Saved entries
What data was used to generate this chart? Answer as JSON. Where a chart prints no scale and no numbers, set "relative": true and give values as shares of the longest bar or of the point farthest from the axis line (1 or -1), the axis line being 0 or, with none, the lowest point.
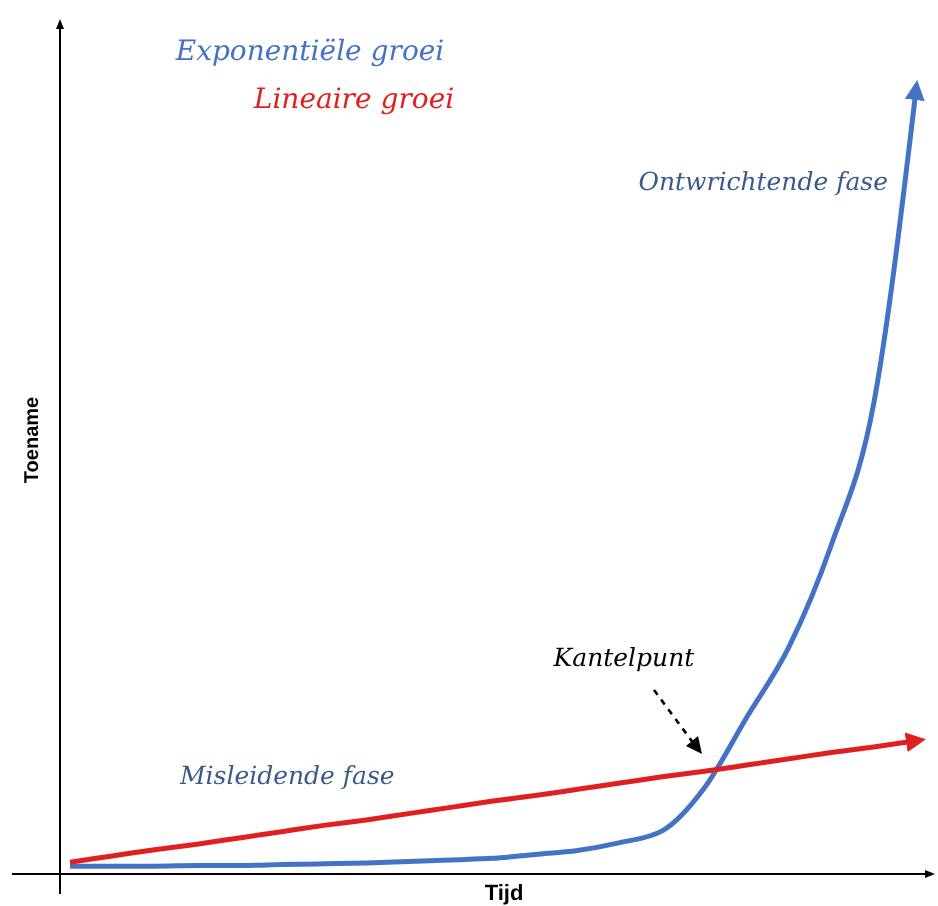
{
  "chart_data": {
    "type": "line",
    "relative": true,
    "xlabel": "Tijd",
    "ylabel": "Toename",
    "legend": "top left",
    "marker": "none",
    "line_style": "solid",
    "grid": false,
    "categories": [
      null,
      null,
      null,
      null,
      null,
      null,
      null,
      null,
      null,
      null,
      null,
      null,
      null,
      null,
      null,
      null,
      null,
      null,
      null,
      null,
      null
    ],
    "series": [
      {
        "name": "Exponentiële groei",
        "color": "#4472c4",
        "values": [
          0.01,
          0.01,
          0.01,
          0.011,
          0.011,
          0.012,
          0.013,
          0.014,
          0.016,
          0.018,
          0.02,
          0.025,
          0.03,
          0.04,
          0.055,
          0.11,
          0.2,
          0.29,
          0.42,
          0.6,
          1.0
        ]
      },
      {
        "name": "Lineaire groei",
        "color": "#e02020",
        "values": [
          0.015,
          0.023,
          0.031,
          0.038,
          0.046,
          0.054,
          0.062,
          0.069,
          0.077,
          0.085,
          0.093,
          0.1,
          0.108,
          0.116,
          0.124,
          0.131,
          0.139,
          0.147,
          0.155,
          0.162,
          0.17
        ]
      }
    ],
    "annotations": [
      "Ontwrichtende fase",
      "Kantelpunt",
      "Misleidende fase"
    ]
  }
}
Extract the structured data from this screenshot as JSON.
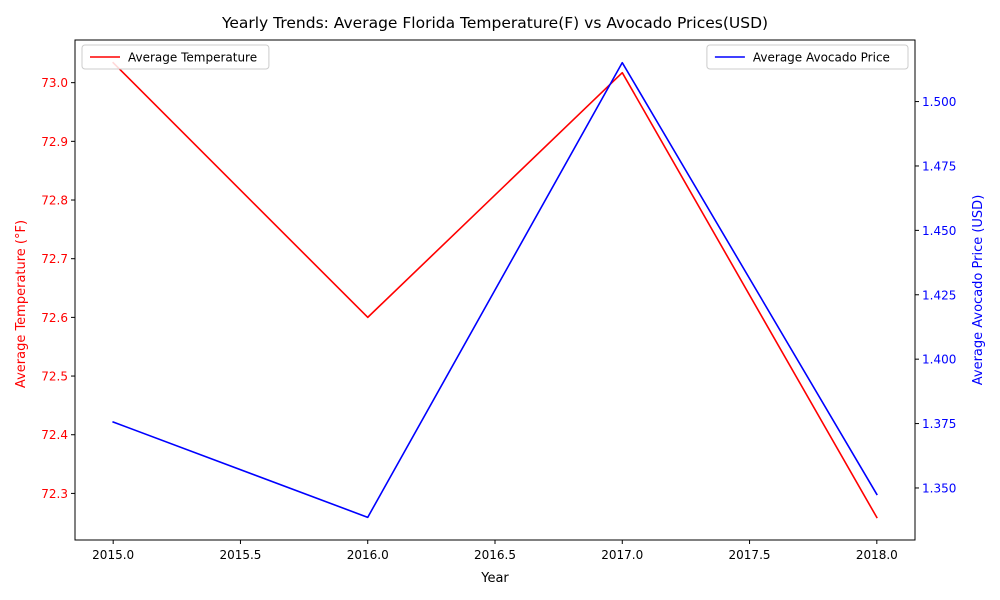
{
  "chart_data": {
    "type": "line",
    "title": "Yearly Trends: Average Florida Temperature(F) vs Avocado Prices(USD)",
    "xlabel": "Year",
    "x": [
      2015,
      2016,
      2017,
      2018
    ],
    "xlim": [
      2014.85,
      2018.15
    ],
    "x_ticks": [
      2015.0,
      2015.5,
      2016.0,
      2016.5,
      2017.0,
      2017.5,
      2018.0
    ],
    "x_tick_labels": [
      "2015.0",
      "2015.5",
      "2016.0",
      "2016.5",
      "2017.0",
      "2017.5",
      "2018.0"
    ],
    "grid": false,
    "series": [
      {
        "name": "Average Temperature",
        "axis": "left",
        "color": "#ff0000",
        "values": [
          73.034,
          72.6,
          73.017,
          72.259
        ]
      },
      {
        "name": "Average Avocado Price",
        "axis": "right",
        "color": "#0000ff",
        "values": [
          1.3756,
          1.3386,
          1.5151,
          1.3475
        ]
      }
    ],
    "y_left": {
      "label": "Average Temperature (°F)",
      "color": "#ff0000",
      "lim": [
        72.2206,
        73.0727
      ],
      "ticks": [
        72.3,
        72.4,
        72.5,
        72.6,
        72.7,
        72.8,
        72.9,
        73.0
      ],
      "tick_labels": [
        "72.3",
        "72.4",
        "72.5",
        "72.6",
        "72.7",
        "72.8",
        "72.9",
        "73.0"
      ]
    },
    "y_right": {
      "label": "Average Avocado Price (USD)",
      "color": "#0000ff",
      "lim": [
        1.3298,
        1.5239
      ],
      "ticks": [
        1.35,
        1.375,
        1.4,
        1.425,
        1.45,
        1.475,
        1.5
      ],
      "tick_labels": [
        "1.350",
        "1.375",
        "1.400",
        "1.425",
        "1.450",
        "1.475",
        "1.500"
      ]
    },
    "legends": [
      {
        "position": "upper-left",
        "entries": [
          "Average Temperature"
        ]
      },
      {
        "position": "upper-right",
        "entries": [
          "Average Avocado Price"
        ]
      }
    ]
  }
}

* What you have to do: Copy every line above that holds the word "Average".

* Solution to this exercise:
    "title": "Yearly Trends: Average Florida Temperature(F) vs Avocado Prices(USD)",
        "name": "Average Temperature",
        "name": "Average Avocado Price",
      "label": "Average Temperature (°F)",
      "label": "Average Avocado Price (USD)",
          "Average Temperature"
          "Average Avocado Price"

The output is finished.